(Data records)
-=-=-
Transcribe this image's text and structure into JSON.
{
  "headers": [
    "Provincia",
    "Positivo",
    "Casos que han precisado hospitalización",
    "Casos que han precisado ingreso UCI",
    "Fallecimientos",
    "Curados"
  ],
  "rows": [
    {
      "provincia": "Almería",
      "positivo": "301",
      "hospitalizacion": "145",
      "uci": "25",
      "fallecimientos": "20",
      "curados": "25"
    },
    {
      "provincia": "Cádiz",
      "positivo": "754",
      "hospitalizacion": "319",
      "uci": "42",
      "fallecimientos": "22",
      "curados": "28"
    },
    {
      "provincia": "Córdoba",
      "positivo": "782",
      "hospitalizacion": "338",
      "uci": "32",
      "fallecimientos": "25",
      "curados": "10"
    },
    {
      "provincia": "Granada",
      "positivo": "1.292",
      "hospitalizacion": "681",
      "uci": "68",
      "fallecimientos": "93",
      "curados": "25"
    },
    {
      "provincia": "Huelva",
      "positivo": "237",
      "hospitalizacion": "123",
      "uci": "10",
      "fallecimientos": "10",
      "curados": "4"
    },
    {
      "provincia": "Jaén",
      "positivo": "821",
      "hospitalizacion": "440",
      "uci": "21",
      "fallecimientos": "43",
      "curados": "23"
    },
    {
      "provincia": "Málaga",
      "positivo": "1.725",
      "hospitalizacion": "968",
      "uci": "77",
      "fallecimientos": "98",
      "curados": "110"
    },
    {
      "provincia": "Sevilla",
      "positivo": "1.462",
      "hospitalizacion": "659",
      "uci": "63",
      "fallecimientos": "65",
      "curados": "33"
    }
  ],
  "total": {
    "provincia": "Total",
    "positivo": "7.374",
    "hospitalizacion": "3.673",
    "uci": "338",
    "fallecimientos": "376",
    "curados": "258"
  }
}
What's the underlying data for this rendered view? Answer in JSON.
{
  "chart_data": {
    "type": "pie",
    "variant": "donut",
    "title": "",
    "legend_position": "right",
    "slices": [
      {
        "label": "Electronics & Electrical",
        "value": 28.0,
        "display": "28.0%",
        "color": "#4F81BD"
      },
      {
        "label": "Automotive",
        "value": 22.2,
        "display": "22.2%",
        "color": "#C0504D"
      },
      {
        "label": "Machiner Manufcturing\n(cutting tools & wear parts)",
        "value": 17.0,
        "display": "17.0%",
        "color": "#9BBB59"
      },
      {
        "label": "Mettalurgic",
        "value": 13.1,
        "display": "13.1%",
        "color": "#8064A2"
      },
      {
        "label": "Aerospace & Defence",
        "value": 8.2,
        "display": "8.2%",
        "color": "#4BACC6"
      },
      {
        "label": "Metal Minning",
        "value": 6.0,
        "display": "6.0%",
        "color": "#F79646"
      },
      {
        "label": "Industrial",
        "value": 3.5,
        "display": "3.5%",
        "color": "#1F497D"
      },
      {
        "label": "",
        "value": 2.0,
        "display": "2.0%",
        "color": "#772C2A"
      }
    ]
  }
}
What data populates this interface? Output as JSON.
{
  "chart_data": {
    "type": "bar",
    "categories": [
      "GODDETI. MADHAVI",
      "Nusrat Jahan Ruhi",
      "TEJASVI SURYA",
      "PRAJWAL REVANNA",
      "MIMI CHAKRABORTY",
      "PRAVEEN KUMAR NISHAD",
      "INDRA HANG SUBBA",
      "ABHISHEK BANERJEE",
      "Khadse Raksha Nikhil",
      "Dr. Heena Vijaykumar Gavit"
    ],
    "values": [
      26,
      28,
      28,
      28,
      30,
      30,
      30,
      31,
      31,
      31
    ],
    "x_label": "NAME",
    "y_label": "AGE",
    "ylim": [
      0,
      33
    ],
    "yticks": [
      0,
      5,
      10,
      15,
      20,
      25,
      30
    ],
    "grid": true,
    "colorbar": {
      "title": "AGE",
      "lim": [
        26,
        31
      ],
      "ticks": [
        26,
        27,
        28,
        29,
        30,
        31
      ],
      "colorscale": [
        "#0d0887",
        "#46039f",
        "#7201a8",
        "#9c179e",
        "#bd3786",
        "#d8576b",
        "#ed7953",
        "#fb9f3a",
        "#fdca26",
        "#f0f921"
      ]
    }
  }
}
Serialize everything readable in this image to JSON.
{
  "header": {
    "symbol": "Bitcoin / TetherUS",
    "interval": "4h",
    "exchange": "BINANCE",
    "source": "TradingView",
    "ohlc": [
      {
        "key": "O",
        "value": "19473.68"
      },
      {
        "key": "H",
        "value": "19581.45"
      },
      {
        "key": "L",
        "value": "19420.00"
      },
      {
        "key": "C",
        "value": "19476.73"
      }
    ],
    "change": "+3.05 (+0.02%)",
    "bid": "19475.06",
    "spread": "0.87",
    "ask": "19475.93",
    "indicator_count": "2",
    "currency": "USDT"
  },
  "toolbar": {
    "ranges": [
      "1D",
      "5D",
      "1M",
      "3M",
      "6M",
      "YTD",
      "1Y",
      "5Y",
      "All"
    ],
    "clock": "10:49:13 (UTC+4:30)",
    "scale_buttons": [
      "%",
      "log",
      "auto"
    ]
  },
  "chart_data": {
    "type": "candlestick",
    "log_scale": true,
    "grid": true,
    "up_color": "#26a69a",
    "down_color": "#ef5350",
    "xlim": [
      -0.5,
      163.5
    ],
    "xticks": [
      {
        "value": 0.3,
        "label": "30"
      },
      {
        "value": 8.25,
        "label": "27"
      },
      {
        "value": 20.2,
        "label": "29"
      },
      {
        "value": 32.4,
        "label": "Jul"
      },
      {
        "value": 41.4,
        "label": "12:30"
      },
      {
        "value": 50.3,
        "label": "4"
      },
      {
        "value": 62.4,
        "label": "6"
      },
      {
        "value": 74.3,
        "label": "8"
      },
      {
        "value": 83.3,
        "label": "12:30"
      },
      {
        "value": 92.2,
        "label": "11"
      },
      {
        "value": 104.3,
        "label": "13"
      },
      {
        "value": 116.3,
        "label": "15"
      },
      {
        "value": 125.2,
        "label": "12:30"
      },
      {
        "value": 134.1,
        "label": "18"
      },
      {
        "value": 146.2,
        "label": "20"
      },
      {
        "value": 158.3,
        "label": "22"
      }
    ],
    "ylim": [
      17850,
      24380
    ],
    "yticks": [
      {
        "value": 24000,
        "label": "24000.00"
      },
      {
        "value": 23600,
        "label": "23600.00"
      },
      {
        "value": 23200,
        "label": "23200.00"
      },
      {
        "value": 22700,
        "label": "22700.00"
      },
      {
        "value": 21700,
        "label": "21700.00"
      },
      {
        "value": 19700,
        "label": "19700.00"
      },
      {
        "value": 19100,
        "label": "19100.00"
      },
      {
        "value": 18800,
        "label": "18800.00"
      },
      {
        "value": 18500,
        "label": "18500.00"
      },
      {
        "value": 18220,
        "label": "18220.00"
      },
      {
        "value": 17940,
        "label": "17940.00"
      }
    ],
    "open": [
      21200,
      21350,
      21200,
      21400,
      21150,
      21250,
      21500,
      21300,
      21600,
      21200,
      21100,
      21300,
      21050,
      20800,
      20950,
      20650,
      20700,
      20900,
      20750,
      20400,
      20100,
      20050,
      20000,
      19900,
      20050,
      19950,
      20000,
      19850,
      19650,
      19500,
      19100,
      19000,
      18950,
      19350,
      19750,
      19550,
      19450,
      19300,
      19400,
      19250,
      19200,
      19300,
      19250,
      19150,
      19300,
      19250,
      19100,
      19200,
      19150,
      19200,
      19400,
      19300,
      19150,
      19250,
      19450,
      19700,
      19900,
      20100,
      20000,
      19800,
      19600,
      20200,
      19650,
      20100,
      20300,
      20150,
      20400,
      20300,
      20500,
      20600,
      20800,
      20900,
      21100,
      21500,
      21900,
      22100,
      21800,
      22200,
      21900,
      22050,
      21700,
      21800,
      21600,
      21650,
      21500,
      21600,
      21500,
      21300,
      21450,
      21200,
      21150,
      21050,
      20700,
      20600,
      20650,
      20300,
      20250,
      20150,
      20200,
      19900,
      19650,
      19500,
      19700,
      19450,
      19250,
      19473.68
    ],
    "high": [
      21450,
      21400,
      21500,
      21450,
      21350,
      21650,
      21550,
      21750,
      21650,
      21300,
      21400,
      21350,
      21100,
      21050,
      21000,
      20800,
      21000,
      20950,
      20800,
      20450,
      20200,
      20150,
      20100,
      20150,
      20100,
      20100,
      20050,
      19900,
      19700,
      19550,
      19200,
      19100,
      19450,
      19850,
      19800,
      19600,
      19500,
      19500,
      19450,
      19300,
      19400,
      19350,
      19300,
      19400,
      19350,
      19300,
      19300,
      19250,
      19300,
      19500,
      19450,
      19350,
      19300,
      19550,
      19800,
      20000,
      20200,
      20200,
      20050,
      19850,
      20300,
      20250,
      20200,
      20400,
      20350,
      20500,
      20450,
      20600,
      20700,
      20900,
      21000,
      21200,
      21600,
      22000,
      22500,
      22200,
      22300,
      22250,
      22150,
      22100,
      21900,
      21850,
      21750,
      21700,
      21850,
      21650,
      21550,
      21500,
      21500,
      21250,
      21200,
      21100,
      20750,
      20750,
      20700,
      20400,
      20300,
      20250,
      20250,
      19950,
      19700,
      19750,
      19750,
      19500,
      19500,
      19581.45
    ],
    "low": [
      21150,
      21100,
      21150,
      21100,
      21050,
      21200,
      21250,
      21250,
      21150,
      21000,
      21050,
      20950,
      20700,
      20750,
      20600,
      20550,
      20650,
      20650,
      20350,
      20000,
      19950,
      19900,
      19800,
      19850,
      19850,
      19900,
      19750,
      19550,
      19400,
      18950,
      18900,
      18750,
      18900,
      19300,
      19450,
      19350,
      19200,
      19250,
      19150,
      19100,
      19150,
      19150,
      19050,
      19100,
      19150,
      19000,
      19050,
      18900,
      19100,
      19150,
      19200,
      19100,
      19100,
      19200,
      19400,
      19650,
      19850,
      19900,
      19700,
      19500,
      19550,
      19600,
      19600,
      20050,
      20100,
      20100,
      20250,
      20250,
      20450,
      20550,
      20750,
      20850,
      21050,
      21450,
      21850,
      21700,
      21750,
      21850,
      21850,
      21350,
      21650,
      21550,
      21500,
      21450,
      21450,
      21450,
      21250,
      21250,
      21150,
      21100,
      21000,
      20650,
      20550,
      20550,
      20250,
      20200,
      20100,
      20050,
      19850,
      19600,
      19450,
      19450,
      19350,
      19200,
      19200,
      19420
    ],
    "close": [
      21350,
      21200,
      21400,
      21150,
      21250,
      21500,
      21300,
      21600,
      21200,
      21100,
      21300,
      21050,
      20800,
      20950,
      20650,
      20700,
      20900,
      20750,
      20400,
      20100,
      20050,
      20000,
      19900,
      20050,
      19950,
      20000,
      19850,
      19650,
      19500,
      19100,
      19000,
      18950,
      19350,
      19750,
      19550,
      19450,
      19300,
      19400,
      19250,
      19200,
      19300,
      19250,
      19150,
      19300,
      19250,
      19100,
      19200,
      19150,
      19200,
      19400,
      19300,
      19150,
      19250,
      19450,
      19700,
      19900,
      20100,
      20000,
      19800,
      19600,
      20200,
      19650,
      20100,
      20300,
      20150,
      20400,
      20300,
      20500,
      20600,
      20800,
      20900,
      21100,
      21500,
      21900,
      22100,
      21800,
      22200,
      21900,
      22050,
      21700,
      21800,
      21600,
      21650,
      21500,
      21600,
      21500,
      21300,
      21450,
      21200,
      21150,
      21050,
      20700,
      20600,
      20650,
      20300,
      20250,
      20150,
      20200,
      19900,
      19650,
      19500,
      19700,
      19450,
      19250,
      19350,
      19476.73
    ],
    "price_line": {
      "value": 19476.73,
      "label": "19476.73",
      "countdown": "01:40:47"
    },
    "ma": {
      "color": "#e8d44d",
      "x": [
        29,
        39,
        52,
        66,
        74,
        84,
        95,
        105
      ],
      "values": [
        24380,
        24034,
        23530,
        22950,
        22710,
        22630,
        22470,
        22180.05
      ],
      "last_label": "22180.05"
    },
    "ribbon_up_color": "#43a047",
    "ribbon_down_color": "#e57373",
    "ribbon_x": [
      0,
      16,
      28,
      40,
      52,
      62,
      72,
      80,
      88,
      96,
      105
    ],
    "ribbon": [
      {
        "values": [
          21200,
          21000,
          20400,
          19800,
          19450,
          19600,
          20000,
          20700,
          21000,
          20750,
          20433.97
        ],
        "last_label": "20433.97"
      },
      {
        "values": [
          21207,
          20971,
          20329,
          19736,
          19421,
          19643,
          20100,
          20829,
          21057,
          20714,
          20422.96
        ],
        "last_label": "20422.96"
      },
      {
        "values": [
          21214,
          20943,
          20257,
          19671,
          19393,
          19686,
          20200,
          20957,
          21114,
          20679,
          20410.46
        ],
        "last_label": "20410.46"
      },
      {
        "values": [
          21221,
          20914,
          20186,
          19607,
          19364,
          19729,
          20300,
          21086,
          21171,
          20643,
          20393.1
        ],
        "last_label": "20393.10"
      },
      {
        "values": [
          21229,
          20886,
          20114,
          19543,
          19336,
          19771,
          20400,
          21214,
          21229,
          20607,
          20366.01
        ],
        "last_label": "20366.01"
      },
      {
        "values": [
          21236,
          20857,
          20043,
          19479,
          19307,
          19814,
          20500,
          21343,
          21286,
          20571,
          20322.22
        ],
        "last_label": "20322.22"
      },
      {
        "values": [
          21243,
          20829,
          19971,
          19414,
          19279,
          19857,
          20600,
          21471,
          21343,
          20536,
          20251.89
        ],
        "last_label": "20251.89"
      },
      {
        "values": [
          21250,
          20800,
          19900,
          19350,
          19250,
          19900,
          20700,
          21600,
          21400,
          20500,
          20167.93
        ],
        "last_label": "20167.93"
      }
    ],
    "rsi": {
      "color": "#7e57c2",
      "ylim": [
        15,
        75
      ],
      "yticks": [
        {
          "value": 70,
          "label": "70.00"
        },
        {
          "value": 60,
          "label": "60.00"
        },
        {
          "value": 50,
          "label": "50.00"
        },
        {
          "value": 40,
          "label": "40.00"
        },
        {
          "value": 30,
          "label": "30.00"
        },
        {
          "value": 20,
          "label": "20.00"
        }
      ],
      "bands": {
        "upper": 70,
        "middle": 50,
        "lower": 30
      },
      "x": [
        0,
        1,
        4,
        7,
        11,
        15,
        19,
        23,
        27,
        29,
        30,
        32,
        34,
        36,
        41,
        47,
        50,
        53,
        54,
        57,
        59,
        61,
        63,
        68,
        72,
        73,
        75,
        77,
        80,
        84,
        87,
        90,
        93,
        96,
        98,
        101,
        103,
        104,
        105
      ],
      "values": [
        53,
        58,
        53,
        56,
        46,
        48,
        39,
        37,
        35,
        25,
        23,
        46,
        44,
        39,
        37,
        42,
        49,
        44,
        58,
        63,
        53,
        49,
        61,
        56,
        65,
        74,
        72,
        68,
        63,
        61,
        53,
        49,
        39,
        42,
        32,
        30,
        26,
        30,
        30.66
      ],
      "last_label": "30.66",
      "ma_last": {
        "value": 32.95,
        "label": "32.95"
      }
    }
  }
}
-=-=-
In the material above, find the lines that contain "Casos" and show them.

*ANSWER IN FULL:*
    "Casos que han precisado hospitalización",
    "Casos que han precisado ingreso UCI",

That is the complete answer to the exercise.